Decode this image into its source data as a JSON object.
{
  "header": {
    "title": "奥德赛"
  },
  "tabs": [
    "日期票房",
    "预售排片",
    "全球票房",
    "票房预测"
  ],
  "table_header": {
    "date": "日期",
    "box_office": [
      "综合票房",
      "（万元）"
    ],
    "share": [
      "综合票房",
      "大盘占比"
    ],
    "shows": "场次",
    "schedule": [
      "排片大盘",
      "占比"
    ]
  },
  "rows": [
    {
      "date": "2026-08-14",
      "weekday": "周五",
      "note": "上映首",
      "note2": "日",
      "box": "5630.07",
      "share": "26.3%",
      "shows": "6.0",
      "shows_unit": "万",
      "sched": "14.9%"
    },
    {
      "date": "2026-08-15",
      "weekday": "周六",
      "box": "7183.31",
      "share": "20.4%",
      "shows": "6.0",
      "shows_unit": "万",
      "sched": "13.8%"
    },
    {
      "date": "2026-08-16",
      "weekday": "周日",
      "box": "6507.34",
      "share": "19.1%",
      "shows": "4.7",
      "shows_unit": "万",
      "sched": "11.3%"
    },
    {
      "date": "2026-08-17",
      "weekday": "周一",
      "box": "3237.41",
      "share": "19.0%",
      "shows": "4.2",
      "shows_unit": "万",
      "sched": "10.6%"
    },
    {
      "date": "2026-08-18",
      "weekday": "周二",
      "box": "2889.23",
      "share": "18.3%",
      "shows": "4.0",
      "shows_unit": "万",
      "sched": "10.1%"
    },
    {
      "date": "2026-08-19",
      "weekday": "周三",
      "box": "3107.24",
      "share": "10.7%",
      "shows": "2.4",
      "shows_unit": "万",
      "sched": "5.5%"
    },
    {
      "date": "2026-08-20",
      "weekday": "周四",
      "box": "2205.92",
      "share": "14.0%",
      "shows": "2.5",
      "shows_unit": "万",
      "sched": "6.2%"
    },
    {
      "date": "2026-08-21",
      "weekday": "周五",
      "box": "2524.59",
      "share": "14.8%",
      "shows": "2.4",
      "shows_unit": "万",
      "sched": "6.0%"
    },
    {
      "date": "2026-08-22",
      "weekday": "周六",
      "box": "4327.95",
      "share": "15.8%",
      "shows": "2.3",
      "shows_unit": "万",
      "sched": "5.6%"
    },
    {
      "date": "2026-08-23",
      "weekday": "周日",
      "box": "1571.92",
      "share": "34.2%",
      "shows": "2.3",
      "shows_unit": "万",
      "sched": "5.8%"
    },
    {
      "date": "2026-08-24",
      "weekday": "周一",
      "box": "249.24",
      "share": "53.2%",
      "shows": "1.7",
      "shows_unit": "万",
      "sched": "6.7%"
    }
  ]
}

■ ■ ■ ■ ■ ■ ■

_Given task_
In the records above, locate each line with the word "share". Copy all such lines.

_Result of the task_
    "share": [
      "share": "26.3%",
      "share": "20.4%",
      "share": "19.1%",
      "share": "19.0%",
      "share": "18.3%",
      "share": "10.7%",
      "share": "14.0%",
      "share": "14.8%",
      "share": "15.8%",
      "share": "34.2%",
      "share": "53.2%",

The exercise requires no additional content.